_提供された抜粋_.
- - -
Hearts in Atlantis
全体:☆☆☆
ストーリー:☆☆☆☆
映像:☆☆☆
音楽:☆☆☆
ボビーという男の元に、ある日一通の手紙とグローブが届く。手紙には、幼き日々を共に過ごした友の訃報が記されていた。葬儀に行くために、久しぶりに故郷へと戻ると、もう一人の親友の死も知ることとなってしまう。ボビーは悲しみにくれ、今はすっかり空き家になってしまった自分の昔の家を訪れ、その頃のことを少しずつ思い出していく。
彼はその時11歳。父を亡くし、母と二人暮らしだった。寂しい思いを抱えながらも、2人の友に囲まれて楽しく過ごしていた。そんな中、自宅の二階のテナントに、老人テッドが引っ越してくる。ボビーとテッドは徐々にその仲を深めていくが、テッドにはある秘密があった。
ダークファンタジー特集の中にあったので観たけど、ダークファンタジーではなかった。ドラマ映画寄りの、ローファンタジーって感じ。
- - -
_データ行_.
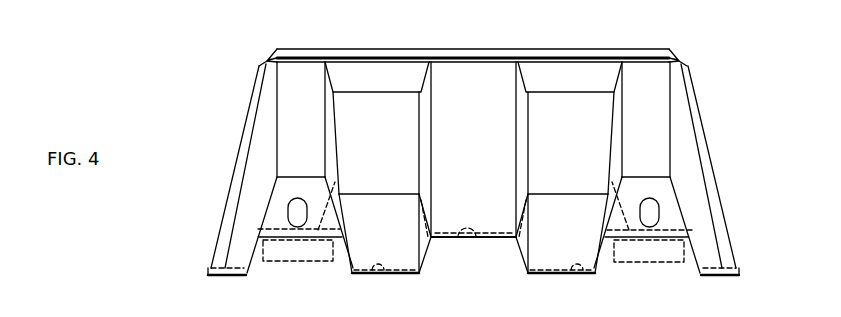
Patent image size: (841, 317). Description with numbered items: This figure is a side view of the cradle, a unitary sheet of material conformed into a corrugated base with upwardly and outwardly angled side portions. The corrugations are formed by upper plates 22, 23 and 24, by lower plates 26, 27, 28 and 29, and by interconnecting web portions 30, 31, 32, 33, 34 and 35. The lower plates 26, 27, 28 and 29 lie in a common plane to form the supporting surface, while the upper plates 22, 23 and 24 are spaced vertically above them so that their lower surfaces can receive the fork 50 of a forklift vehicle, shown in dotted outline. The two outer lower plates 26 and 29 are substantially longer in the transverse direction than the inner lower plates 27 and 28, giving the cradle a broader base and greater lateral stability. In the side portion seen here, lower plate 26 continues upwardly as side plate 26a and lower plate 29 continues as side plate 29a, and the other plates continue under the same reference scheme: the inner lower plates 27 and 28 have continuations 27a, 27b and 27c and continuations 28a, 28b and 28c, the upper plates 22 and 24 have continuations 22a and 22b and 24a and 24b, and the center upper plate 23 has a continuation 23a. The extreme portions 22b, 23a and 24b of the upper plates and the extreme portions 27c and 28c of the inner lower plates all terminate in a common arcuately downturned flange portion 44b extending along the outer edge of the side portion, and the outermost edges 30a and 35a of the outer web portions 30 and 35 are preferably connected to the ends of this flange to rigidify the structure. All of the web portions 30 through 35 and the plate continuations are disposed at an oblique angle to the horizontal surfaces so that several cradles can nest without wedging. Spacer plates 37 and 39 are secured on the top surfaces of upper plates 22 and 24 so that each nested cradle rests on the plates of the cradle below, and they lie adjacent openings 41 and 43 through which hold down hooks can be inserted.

The upper plate 22 is at (272, 262).
The continuation of upper plate 22 22a is at (316, 193).
The extreme portion of upper plate 22 22b is at (320, 131).
The center upper plate 23 is at (477, 240).
The continuation of center upper plate 23a is at (497, 131).
The upper plate 24 is at (653, 250).
The continuation of upper plate 24 24a is at (661, 193).
The extreme portion of upper plate 24 24b is at (668, 131).
The outer lower plate 26 is at (222, 268).
The side plate 26a is at (237, 181).
The inner lower plate 27 is at (373, 272).
The continuation of lower plate 27 27a is at (399, 229).
The continuation of lower plate 27 27b is at (395, 131).
The extreme portion of lower plate 27 27c is at (367, 78).
The inner lower plate 28 is at (593, 272).
The continuation of lower plate 28 28a is at (584, 239).
The continuation of lower plate 28 28b is at (585, 131).
The extreme portion of lower plate 28 28c is at (564, 78).
The outer lower plate 29 is at (732, 250).
The side plate 29a is at (720, 219).
The outer web portion 30 is at (237, 277).
The outermost edge of web portion 30 30a is at (248, 218).
The web portion 31 is at (348, 262).
The web portion 32 is at (421, 258).
The web portion 33 is at (518, 247).
The web portion 34 is at (602, 260).
The outer web portion 35 is at (700, 268).
The outermost edge of web portion 35 35a is at (693, 185).
The spacer plate 37 is at (338, 185).
The spacer plate 39 is at (611, 182).
The opening 41 is at (290, 213).
The opening 43 is at (655, 211).
The arcuately downturned flange portion 44b is at (432, 48).
The fork 50 is at (300, 262).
- - -
_課題一覧_.
[1] 『Hearts in Atlantis』の感想文のうち、「Hearts in Atlantis」から「とを少しずつ思い出していく。」までを一字一句違えずに書き写してください。
[2] 『Hearts in Atlantis』の感想文の最後の文を受けて、その続きを書き継いでください。
レコードは参照しなくてかまいません。

_課題別の出力_.
[1]
Hearts in Atlantis
全体:☆☆☆
ストーリー:☆☆☆☆
映像:☆☆☆
音楽:☆☆☆
ボビーという男の元に、ある日一通の手紙とグローブが届く。手紙には、幼き日々を共に過ごした友の訃報が記されていた。葬儀に行くために、久しぶりに故郷へと戻ると、もう一人の親友の死も知ることとなってしまう。ボビーは悲しみにくれ、今はすっかり空き家になってしまった自分の昔の家を訪れ、その頃のことを少しずつ思い出していく。

[2]
内容は凄く静かに流れていく感じで、その空気感が好きだった。小説を読み進めているときの感覚みたいな。スティーブン・キングが著作したらしい。
凄く、言葉に出来ない何かを表現しているんだろうと思った。子供の頃の幻みたいな儚い思い出、恋等。でもそれを越してある日大人になってしまうことのやるせなさ、でも確かに手に入れる強さとか。明確には形にできない、子供の頃のあの感覚みたいなものを再現しているのかな〜と思った。で、テッドは能力のせいもあって、その今と過去のギャップに強く苦しんでいて、子どもたちと触れ合うことでそれを束の間でも癒しているような感じがした。
ボビーの母が直面する生々しい現実が描かれていたことも、それをうまく見せていくための対比の意味があったのだろうと思う。
全体的に心に切なさの残る作品だったけど、とても良い作品だと思いました。作品全体に起伏が少ないけど、日本映画みたいにダラダラしてるわけでもない。全体の分数も120分行かないくらいにしてる辺りが絶妙なバランスで飽きさせなくて最後まで集中できた。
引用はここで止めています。